Start Supplied information

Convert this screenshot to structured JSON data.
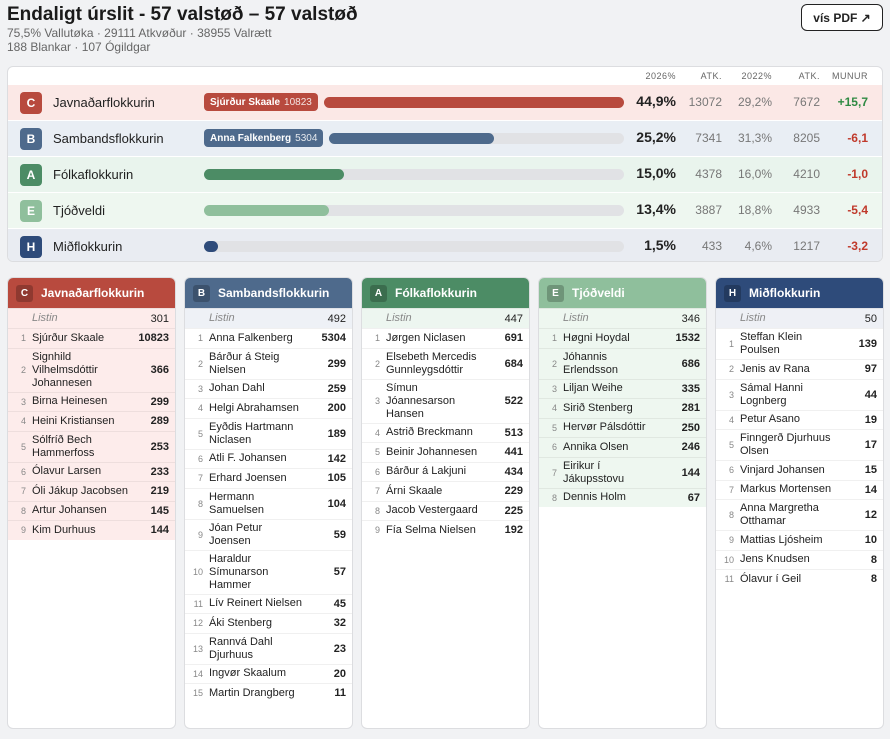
{
  "header": {
    "title": "Endaligt úrslit - 57 valstøð – 57 valstøð",
    "stats_line1": "75,5% Vallutøka · 29111 Atkvøður · 38955 Valrætt",
    "stats_line2": "188 Blankar · 107 Ógildgar",
    "pdf_label": "vís PDF ↗"
  },
  "results": {
    "headers": {
      "y2026": "2026%",
      "atk1": "ATK.",
      "y2022": "2022%",
      "atk2": "ATK.",
      "munur": "MUNUR"
    },
    "rows": [
      {
        "letter": "C",
        "name": "Javnaðarflokkurin",
        "color": "#b84a3e",
        "bg": "#fbe8e6",
        "bar_fraction": 1.0,
        "pill_name": "Sjúrður Skaale",
        "pill_value": "10823",
        "pct": "44,9%",
        "atk": "13072",
        "pct22": "29,2%",
        "atk22": "7672",
        "diff": "+15,7",
        "diff_sign": "pos"
      },
      {
        "letter": "B",
        "name": "Sambandsflokkurin",
        "color": "#4e6a8c",
        "bg": "#e9eef4",
        "bar_fraction": 0.561,
        "pill_name": "Anna Falkenberg",
        "pill_value": "5304",
        "pct": "25,2%",
        "atk": "7341",
        "pct22": "31,3%",
        "atk22": "8205",
        "diff": "-6,1",
        "diff_sign": "neg"
      },
      {
        "letter": "A",
        "name": "Fólkaflokkurin",
        "color": "#4c8c65",
        "bg": "#e9f4ed",
        "bar_fraction": 0.334,
        "pill_name": "",
        "pill_value": "",
        "pct": "15,0%",
        "atk": "4378",
        "pct22": "16,0%",
        "atk22": "4210",
        "diff": "-1,0",
        "diff_sign": "neg"
      },
      {
        "letter": "E",
        "name": "Tjóðveldi",
        "color": "#8fbf9c",
        "bg": "#eef7f0",
        "bar_fraction": 0.298,
        "pill_name": "",
        "pill_value": "",
        "pct": "13,4%",
        "atk": "3887",
        "pct22": "18,8%",
        "atk22": "4933",
        "diff": "-5,4",
        "diff_sign": "neg"
      },
      {
        "letter": "H",
        "name": "Miðflokkurin",
        "color": "#2e4b7a",
        "bg": "#e9ecf2",
        "bar_fraction": 0.033,
        "pill_name": "",
        "pill_value": "",
        "pct": "1,5%",
        "atk": "433",
        "pct22": "4,6%",
        "atk22": "1217",
        "diff": "-3,2",
        "diff_sign": "neg"
      }
    ]
  },
  "columns": [
    {
      "letter": "C",
      "name": "Javnaðarflokkurin",
      "color": "#b84a3e",
      "tint": "#fdeceb",
      "listin_label": "Listin",
      "listin_votes": "301",
      "candidates": [
        {
          "n": "1",
          "name": "Sjúrður Skaale",
          "votes": "10823"
        },
        {
          "n": "2",
          "name": "Signhild Vilhelmsdóttir Johannesen",
          "votes": "366"
        },
        {
          "n": "3",
          "name": "Birna Heinesen",
          "votes": "299"
        },
        {
          "n": "4",
          "name": "Heini Kristiansen",
          "votes": "289"
        },
        {
          "n": "5",
          "name": "Sólfríð Bech Hammerfoss",
          "votes": "253"
        },
        {
          "n": "6",
          "name": "Ólavur Larsen",
          "votes": "233"
        },
        {
          "n": "7",
          "name": "Óli Jákup Jacobsen",
          "votes": "219"
        },
        {
          "n": "8",
          "name": "Artur Johansen",
          "votes": "145"
        },
        {
          "n": "9",
          "name": "Kim Durhuus",
          "votes": "144"
        }
      ]
    },
    {
      "letter": "B",
      "name": "Sambandsflokkurin",
      "color": "#4e6a8c",
      "tint": "#eef1f6",
      "listin_label": "Listin",
      "listin_votes": "492",
      "candidates": [
        {
          "n": "1",
          "name": "Anna Falkenberg",
          "votes": "5304"
        },
        {
          "n": "2",
          "name": "Bárður á Steig Nielsen",
          "votes": "299"
        },
        {
          "n": "3",
          "name": "Johan Dahl",
          "votes": "259"
        },
        {
          "n": "4",
          "name": "Helgi Abrahamsen",
          "votes": "200"
        },
        {
          "n": "5",
          "name": "Eyðdis Hartmann Niclasen",
          "votes": "189"
        },
        {
          "n": "6",
          "name": "Atli F. Johansen",
          "votes": "142"
        },
        {
          "n": "7",
          "name": "Erhard Joensen",
          "votes": "105"
        },
        {
          "n": "8",
          "name": "Hermann Samuelsen",
          "votes": "104"
        },
        {
          "n": "9",
          "name": "Jóan Petur Joensen",
          "votes": "59"
        },
        {
          "n": "10",
          "name": "Haraldur Símunarson Hammer",
          "votes": "57"
        },
        {
          "n": "11",
          "name": "Lív Reinert Nielsen",
          "votes": "45"
        },
        {
          "n": "12",
          "name": "Áki Stenberg",
          "votes": "32"
        },
        {
          "n": "13",
          "name": "Rannvá Dahl Djurhuus",
          "votes": "23"
        },
        {
          "n": "14",
          "name": "Ingvør Skaalum",
          "votes": "20"
        },
        {
          "n": "15",
          "name": "Martin Drangberg",
          "votes": "11"
        }
      ]
    },
    {
      "letter": "A",
      "name": "Fólkaflokkurin",
      "color": "#4c8c65",
      "tint": "#edf6f0",
      "listin_label": "Listin",
      "listin_votes": "447",
      "candidates": [
        {
          "n": "1",
          "name": "Jørgen Niclasen",
          "votes": "691"
        },
        {
          "n": "2",
          "name": "Elsebeth Mercedis Gunnleygsdóttir",
          "votes": "684"
        },
        {
          "n": "3",
          "name": "Símun Jóannesarson Hansen",
          "votes": "522"
        },
        {
          "n": "4",
          "name": "Astrið Breckmann",
          "votes": "513"
        },
        {
          "n": "5",
          "name": "Beinir Johannesen",
          "votes": "441"
        },
        {
          "n": "6",
          "name": "Bárður á Lakjuni",
          "votes": "434"
        },
        {
          "n": "7",
          "name": "Árni Skaale",
          "votes": "229"
        },
        {
          "n": "8",
          "name": "Jacob Vestergaard",
          "votes": "225"
        },
        {
          "n": "9",
          "name": "Fía Selma Nielsen",
          "votes": "192"
        }
      ]
    },
    {
      "letter": "E",
      "name": "Tjóðveldi",
      "color": "#8fbf9c",
      "tint": "#eef7f0",
      "listin_label": "Listin",
      "listin_votes": "346",
      "candidates": [
        {
          "n": "1",
          "name": "Høgni Hoydal",
          "votes": "1532"
        },
        {
          "n": "2",
          "name": "Jóhannis Erlendsson",
          "votes": "686"
        },
        {
          "n": "3",
          "name": "Liljan Weihe",
          "votes": "335"
        },
        {
          "n": "4",
          "name": "Sirið Stenberg",
          "votes": "281"
        },
        {
          "n": "5",
          "name": "Hervør Pálsdóttir",
          "votes": "250"
        },
        {
          "n": "6",
          "name": "Annika Olsen",
          "votes": "246"
        },
        {
          "n": "7",
          "name": "Eirikur í Jákupsstovu",
          "votes": "144"
        },
        {
          "n": "8",
          "name": "Dennis Holm",
          "votes": "67"
        }
      ]
    },
    {
      "letter": "H",
      "name": "Miðflokkurin",
      "color": "#2e4b7a",
      "tint": "#eef0f5",
      "listin_label": "Listin",
      "listin_votes": "50",
      "candidates": [
        {
          "n": "1",
          "name": "Steffan Klein Poulsen",
          "votes": "139"
        },
        {
          "n": "2",
          "name": "Jenis av Rana",
          "votes": "97"
        },
        {
          "n": "3",
          "name": "Sámal Hanni Lognberg",
          "votes": "44"
        },
        {
          "n": "4",
          "name": "Petur Asano",
          "votes": "19"
        },
        {
          "n": "5",
          "name": "Finngerð Djurhuus Olsen",
          "votes": "17"
        },
        {
          "n": "6",
          "name": "Vinjard Johansen",
          "votes": "15"
        },
        {
          "n": "7",
          "name": "Markus Mortensen",
          "votes": "14"
        },
        {
          "n": "8",
          "name": "Anna Margretha Otthamar",
          "votes": "12"
        },
        {
          "n": "9",
          "name": "Mattias Ljósheim",
          "votes": "10"
        },
        {
          "n": "10",
          "name": "Jens Knudsen",
          "votes": "8"
        },
        {
          "n": "11",
          "name": "Ólavur í Geil",
          "votes": "8"
        }
      ]
    }
  ]
}
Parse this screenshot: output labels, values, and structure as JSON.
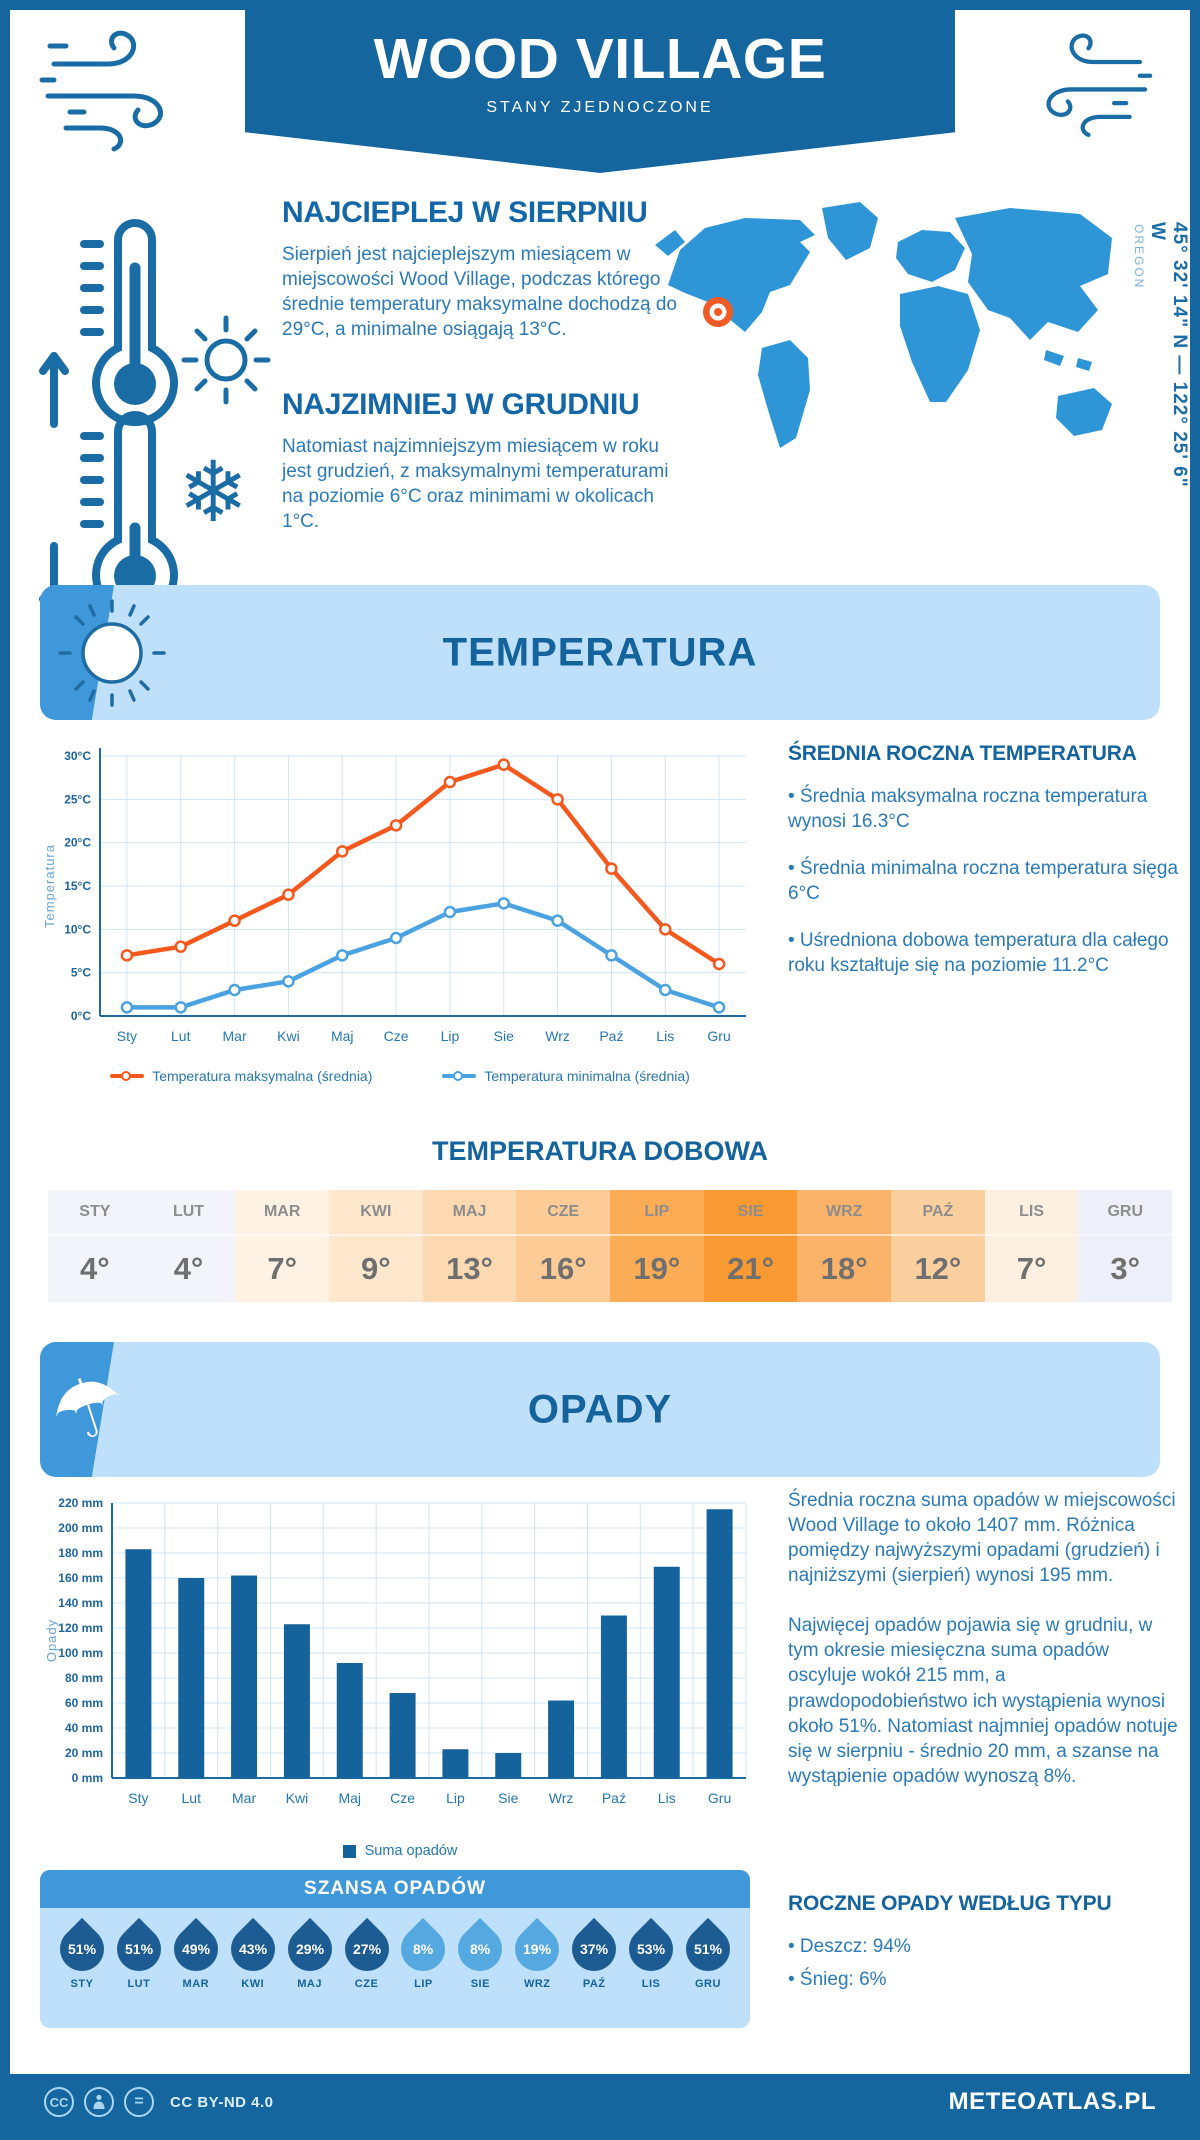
{
  "header": {
    "title": "WOOD VILLAGE",
    "subtitle": "STANY ZJEDNOCZONE"
  },
  "geo": {
    "coordinates": "45° 32' 14\" N — 122° 25' 6\" W",
    "region": "OREGON"
  },
  "sections": {
    "warmest": {
      "heading": "NAJCIEPLEJ W SIERPNIU",
      "text": "Sierpień jest najcieplejszym miesiącem w miejscowości Wood Village, podczas którego średnie temperatury maksymalne dochodzą do 29°C, a minimalne osiągają 13°C."
    },
    "coldest": {
      "heading": "NAJZIMNIEJ W GRUDNIU",
      "text": "Natomiast najzimniejszym miesiącem w roku jest grudzień, z maksymalnymi temperaturami na poziomie 6°C oraz minimami w okolicach 1°C."
    }
  },
  "temperature": {
    "banner": "TEMPERATURA",
    "annual": {
      "heading": "ŚREDNIA ROCZNA TEMPERATURA",
      "bullets": [
        "• Średnia maksymalna roczna temperatura wynosi 16.3°C",
        "• Średnia minimalna roczna temperatura sięga 6°C",
        "• Uśredniona dobowa temperatura dla całego roku kształtuje się na poziomie 11.2°C"
      ]
    },
    "daily": {
      "heading": "TEMPERATURA DOBOWA",
      "months": [
        "STY",
        "LUT",
        "MAR",
        "KWI",
        "MAJ",
        "CZE",
        "LIP",
        "SIE",
        "WRZ",
        "PAŹ",
        "LIS",
        "GRU"
      ],
      "values": [
        "4°",
        "4°",
        "7°",
        "9°",
        "13°",
        "16°",
        "19°",
        "21°",
        "18°",
        "12°",
        "7°",
        "3°"
      ],
      "cell_colors": [
        "#f3f4fa",
        "#f3f4fa",
        "#fdf2e4",
        "#fde7cd",
        "#fdd9b2",
        "#fccb96",
        "#fbac55",
        "#f99b32",
        "#fbb269",
        "#fccf9e",
        "#fdf0e0",
        "#edf0f8"
      ]
    }
  },
  "precipitation": {
    "banner": "OPADY",
    "paragraph1": "Średnia roczna suma opadów w miejscowości Wood Village to około 1407 mm. Różnica pomiędzy najwyższymi opadami (grudzień) i najniższymi (sierpień) wynosi 195 mm.",
    "paragraph2": "Najwięcej opadów pojawia się w grudniu, w tym okresie miesięczna suma opadów oscyluje wokół 215 mm, a prawdopodobieństwo ich wystąpienia wynosi około 51%. Natomiast najmniej opadów notuje się w sierpniu - średnio 20 mm, a szanse na wystąpienie opadów wynoszą 8%.",
    "type": {
      "heading": "ROCZNE OPADY WEDŁUG TYPU",
      "bullets": [
        "• Deszcz: 94%",
        "• Śnieg: 6%"
      ]
    },
    "chance": {
      "heading": "SZANSA OPADÓW",
      "months": [
        "STY",
        "LUT",
        "MAR",
        "KWI",
        "MAJ",
        "CZE",
        "LIP",
        "SIE",
        "WRZ",
        "PAŹ",
        "LIS",
        "GRU"
      ],
      "values": [
        "51%",
        "51%",
        "49%",
        "43%",
        "29%",
        "27%",
        "8%",
        "8%",
        "19%",
        "37%",
        "53%",
        "51%"
      ],
      "dark": [
        true,
        true,
        true,
        true,
        true,
        true,
        false,
        false,
        false,
        true,
        true,
        true
      ]
    }
  },
  "chart_data": [
    {
      "type": "line",
      "categories": [
        "Sty",
        "Lut",
        "Mar",
        "Kwi",
        "Maj",
        "Cze",
        "Lip",
        "Sie",
        "Wrz",
        "Paź",
        "Lis",
        "Gru"
      ],
      "series": [
        {
          "name": "Temperatura maksymalna (średnia)",
          "color": "#f4581c",
          "values": [
            7,
            8,
            11,
            14,
            19,
            22,
            27,
            29,
            25,
            17,
            10,
            6
          ]
        },
        {
          "name": "Temperatura minimalna (średnia)",
          "color": "#4aa3e0",
          "values": [
            1,
            1,
            3,
            4,
            7,
            9,
            12,
            13,
            11,
            7,
            3,
            1
          ]
        }
      ],
      "title": "",
      "xlabel": "",
      "ylabel": "Temperatura",
      "ylim": [
        0,
        30
      ],
      "ytick_step": 5,
      "ytick_suffix": "°C",
      "grid": true,
      "legend_position": "bottom"
    },
    {
      "type": "bar",
      "categories": [
        "Sty",
        "Lut",
        "Mar",
        "Kwi",
        "Maj",
        "Cze",
        "Lip",
        "Sie",
        "Wrz",
        "Paź",
        "Lis",
        "Gru"
      ],
      "values": [
        183,
        160,
        162,
        123,
        92,
        68,
        23,
        20,
        62,
        130,
        169,
        215
      ],
      "legend": "Suma opadów",
      "title": "",
      "xlabel": "",
      "ylabel": "Opady",
      "ylim": [
        0,
        220
      ],
      "ytick_step": 20,
      "ytick_suffix": " mm",
      "grid": true,
      "legend_position": "bottom"
    }
  ],
  "footer": {
    "license": "CC BY-ND 4.0",
    "brand": "METEOATLAS.PL"
  },
  "colors": {
    "primary": "#15669e",
    "banner_cap": "#3e98d9",
    "banner_bg": "#bfe0fa",
    "map_fill": "#2e96d7",
    "marker": "#f15a24",
    "grid": "#cfe4f4",
    "axis": "#1c6ba3",
    "tick": "#1d649c",
    "xtick": "#2577ae",
    "ylabel": "#6aa4cf",
    "bar": "#15639c",
    "drop_dark": "#1d5c92",
    "drop_light": "#55a9e0"
  }
}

End Supplied information

Find the lines above holding the word "Skaale" and show them.

Response to the task:
        "pill_name": "Sjúrður Skaale",
          "name": "Sjúrður Skaale",
          "name": "Árni Skaale",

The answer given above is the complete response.